*** PROVIDED DATA ***

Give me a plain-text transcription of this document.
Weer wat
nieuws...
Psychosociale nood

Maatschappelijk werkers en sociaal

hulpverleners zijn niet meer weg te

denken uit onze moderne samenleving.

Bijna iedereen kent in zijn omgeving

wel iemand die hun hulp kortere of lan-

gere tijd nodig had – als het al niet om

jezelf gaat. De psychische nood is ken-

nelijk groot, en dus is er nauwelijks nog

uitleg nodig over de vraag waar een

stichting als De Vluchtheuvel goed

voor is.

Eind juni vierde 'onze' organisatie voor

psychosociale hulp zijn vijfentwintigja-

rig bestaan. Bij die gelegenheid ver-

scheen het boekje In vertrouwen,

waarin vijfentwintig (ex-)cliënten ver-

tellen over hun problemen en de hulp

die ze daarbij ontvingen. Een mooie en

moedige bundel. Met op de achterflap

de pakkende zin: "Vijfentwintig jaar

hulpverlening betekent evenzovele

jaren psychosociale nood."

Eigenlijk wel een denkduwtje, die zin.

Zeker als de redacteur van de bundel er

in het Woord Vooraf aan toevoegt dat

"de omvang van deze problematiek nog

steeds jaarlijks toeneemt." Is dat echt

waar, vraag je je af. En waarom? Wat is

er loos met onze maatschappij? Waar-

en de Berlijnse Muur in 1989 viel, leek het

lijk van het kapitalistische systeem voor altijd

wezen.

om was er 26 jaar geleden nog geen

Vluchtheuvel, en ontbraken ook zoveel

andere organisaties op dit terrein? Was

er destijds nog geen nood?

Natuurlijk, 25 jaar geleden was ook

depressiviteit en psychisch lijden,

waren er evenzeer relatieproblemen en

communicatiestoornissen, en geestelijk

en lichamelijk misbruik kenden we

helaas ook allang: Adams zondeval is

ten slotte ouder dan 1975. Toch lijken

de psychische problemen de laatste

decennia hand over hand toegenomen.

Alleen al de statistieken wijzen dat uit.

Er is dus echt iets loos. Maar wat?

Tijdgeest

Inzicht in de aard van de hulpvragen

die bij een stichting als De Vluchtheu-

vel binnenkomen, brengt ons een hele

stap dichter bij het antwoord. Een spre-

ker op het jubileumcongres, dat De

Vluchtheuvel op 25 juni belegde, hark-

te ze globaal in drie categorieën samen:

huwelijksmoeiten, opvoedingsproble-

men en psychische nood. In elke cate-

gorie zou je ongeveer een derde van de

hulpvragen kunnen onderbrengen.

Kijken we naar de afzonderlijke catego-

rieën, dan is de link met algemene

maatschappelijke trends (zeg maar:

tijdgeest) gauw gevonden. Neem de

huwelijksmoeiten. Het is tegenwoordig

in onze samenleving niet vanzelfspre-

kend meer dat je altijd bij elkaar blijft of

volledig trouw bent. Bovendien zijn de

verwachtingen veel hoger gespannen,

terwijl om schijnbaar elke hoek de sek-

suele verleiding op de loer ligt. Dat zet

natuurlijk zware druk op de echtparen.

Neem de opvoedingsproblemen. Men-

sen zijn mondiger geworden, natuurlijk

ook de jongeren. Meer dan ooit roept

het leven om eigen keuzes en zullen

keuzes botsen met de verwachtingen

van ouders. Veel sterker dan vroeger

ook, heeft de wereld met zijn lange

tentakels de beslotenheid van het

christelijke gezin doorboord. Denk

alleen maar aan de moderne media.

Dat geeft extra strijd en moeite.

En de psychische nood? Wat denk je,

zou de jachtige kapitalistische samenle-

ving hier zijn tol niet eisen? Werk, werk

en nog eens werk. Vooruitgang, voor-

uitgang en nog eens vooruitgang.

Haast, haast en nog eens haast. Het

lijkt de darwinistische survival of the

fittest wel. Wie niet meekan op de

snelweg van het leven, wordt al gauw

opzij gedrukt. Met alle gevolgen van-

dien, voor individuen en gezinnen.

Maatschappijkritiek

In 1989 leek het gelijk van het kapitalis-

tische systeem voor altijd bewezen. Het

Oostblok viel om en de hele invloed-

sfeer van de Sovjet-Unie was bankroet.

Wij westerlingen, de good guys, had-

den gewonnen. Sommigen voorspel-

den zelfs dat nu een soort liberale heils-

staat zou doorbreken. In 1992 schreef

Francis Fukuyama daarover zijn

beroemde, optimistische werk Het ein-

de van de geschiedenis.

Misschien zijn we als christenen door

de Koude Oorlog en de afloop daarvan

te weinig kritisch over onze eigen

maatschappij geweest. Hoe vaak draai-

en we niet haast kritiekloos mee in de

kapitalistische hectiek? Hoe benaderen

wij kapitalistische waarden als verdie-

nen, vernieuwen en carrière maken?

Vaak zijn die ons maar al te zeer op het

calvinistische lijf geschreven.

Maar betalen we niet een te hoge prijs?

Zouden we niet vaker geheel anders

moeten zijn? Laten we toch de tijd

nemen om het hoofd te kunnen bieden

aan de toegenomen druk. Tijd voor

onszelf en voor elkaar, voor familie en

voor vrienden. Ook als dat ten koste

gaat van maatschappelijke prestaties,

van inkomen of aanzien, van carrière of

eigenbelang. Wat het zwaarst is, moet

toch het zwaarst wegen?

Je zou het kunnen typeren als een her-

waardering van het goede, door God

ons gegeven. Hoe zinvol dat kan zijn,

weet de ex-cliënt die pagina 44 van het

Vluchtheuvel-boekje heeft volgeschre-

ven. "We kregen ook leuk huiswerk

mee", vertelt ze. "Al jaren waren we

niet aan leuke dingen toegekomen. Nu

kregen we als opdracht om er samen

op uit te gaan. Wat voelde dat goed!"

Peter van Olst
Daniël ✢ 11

***

▸ **PROBLEM DETAILS**: Copy out the records once more, exactly as they are written.

▸ **COMPLETED EXERCISE**:
Give me a plain-text transcription of this document.
Weer wat
nieuws...
Psychosociale nood

Maatschappelijk werkers en sociaal

hulpverleners zijn niet meer weg te

denken uit onze moderne samenleving.

Bijna iedereen kent in zijn omgeving

wel iemand die hun hulp kortere of lan-

gere tijd nodig had – als het al niet om

jezelf gaat. De psychische nood is ken-

nelijk groot, en dus is er nauwelijks nog

uitleg nodig over de vraag waar een

stichting als De Vluchtheuvel goed

voor is.

Eind juni vierde 'onze' organisatie voor

psychosociale hulp zijn vijfentwintigja-

rig bestaan. Bij die gelegenheid ver-

scheen het boekje In vertrouwen,

waarin vijfentwintig (ex-)cliënten ver-

tellen over hun problemen en de hulp

die ze daarbij ontvingen. Een mooie en

moedige bundel. Met op de achterflap

de pakkende zin: "Vijfentwintig jaar

hulpverlening betekent evenzovele

jaren psychosociale nood."

Eigenlijk wel een denkduwtje, die zin.

Zeker als de redacteur van de bundel er

in het Woord Vooraf aan toevoegt dat

"de omvang van deze problematiek nog

steeds jaarlijks toeneemt." Is dat echt

waar, vraag je je af. En waarom? Wat is

er loos met onze maatschappij? Waar-

en de Berlijnse Muur in 1989 viel, leek het

lijk van het kapitalistische systeem voor altijd

wezen.

om was er 26 jaar geleden nog geen

Vluchtheuvel, en ontbraken ook zoveel

andere organisaties op dit terrein? Was

er destijds nog geen nood?

Natuurlijk, 25 jaar geleden was ook

depressiviteit en psychisch lijden,

waren er evenzeer relatieproblemen en

communicatiestoornissen, en geestelijk

en lichamelijk misbruik kenden we

helaas ook allang: Adams zondeval is

ten slotte ouder dan 1975. Toch lijken

de psychische problemen de laatste

decennia hand over hand toegenomen.

Alleen al de statistieken wijzen dat uit.

Er is dus echt iets loos. Maar wat?

Tijdgeest

Inzicht in de aard van de hulpvragen

die bij een stichting als De Vluchtheu-

vel binnenkomen, brengt ons een hele

stap dichter bij het antwoord. Een spre-

ker op het jubileumcongres, dat De

Vluchtheuvel op 25 juni belegde, hark-

te ze globaal in drie categorieën samen:

huwelijksmoeiten, opvoedingsproble-

men en psychische nood. In elke cate-

gorie zou je ongeveer een derde van de

hulpvragen kunnen onderbrengen.

Kijken we naar de afzonderlijke catego-

rieën, dan is de link met algemene

maatschappelijke trends (zeg maar:

tijdgeest) gauw gevonden. Neem de

huwelijksmoeiten. Het is tegenwoordig

in onze samenleving niet vanzelfspre-

kend meer dat je altijd bij elkaar blijft of

volledig trouw bent. Bovendien zijn de

verwachtingen veel hoger gespannen,

terwijl om schijnbaar elke hoek de sek-

suele verleiding op de loer ligt. Dat zet

natuurlijk zware druk op de echtparen.

Neem de opvoedingsproblemen. Men-

sen zijn mondiger geworden, natuurlijk

ook de jongeren. Meer dan ooit roept

het leven om eigen keuzes en zullen

keuzes botsen met de verwachtingen

van ouders. Veel sterker dan vroeger

ook, heeft de wereld met zijn lange

tentakels de beslotenheid van het

christelijke gezin doorboord. Denk

alleen maar aan de moderne media.

Dat geeft extra strijd en moeite.

En de psychische nood? Wat denk je,

zou de jachtige kapitalistische samenle-

ving hier zijn tol niet eisen? Werk, werk

en nog eens werk. Vooruitgang, voor-

uitgang en nog eens vooruitgang.

Haast, haast en nog eens haast. Het

lijkt de darwinistische survival of the

fittest wel. Wie niet meekan op de

snelweg van het leven, wordt al gauw

opzij gedrukt. Met alle gevolgen van-

dien, voor individuen en gezinnen.

Maatschappijkritiek

In 1989 leek het gelijk van het kapitalis-

tische systeem voor altijd bewezen. Het

Oostblok viel om en de hele invloed-

sfeer van de Sovjet-Unie was bankroet.

Wij westerlingen, de good guys, had-

den gewonnen. Sommigen voorspel-

den zelfs dat nu een soort liberale heils-

staat zou doorbreken. In 1992 schreef

Francis Fukuyama daarover zijn

beroemde, optimistische werk Het ein-

de van de geschiedenis.

Misschien zijn we als christenen door

de Koude Oorlog en de afloop daarvan

te weinig kritisch over onze eigen

maatschappij geweest. Hoe vaak draai-

en we niet haast kritiekloos mee in de

kapitalistische hectiek? Hoe benaderen

wij kapitalistische waarden als verdie-

nen, vernieuwen en carrière maken?

Vaak zijn die ons maar al te zeer op het

calvinistische lijf geschreven.

Maar betalen we niet een te hoge prijs?

Zouden we niet vaker geheel anders

moeten zijn? Laten we toch de tijd

nemen om het hoofd te kunnen bieden

aan de toegenomen druk. Tijd voor

onszelf en voor elkaar, voor familie en

voor vrienden. Ook als dat ten koste

gaat van maatschappelijke prestaties,

van inkomen of aanzien, van carrière of

eigenbelang. Wat het zwaarst is, moet

toch het zwaarst wegen?

Je zou het kunnen typeren als een her-

waardering van het goede, door God

ons gegeven. Hoe zinvol dat kan zijn,

weet de ex-cliënt die pagina 44 van het

Vluchtheuvel-boekje heeft volgeschre-

ven. "We kregen ook leuk huiswerk

mee", vertelt ze. "Al jaren waren we

niet aan leuke dingen toegekomen. Nu

kregen we als opdracht om er samen

op uit te gaan. Wat voelde dat goed!"

Peter van Olst
Daniël ✢ 11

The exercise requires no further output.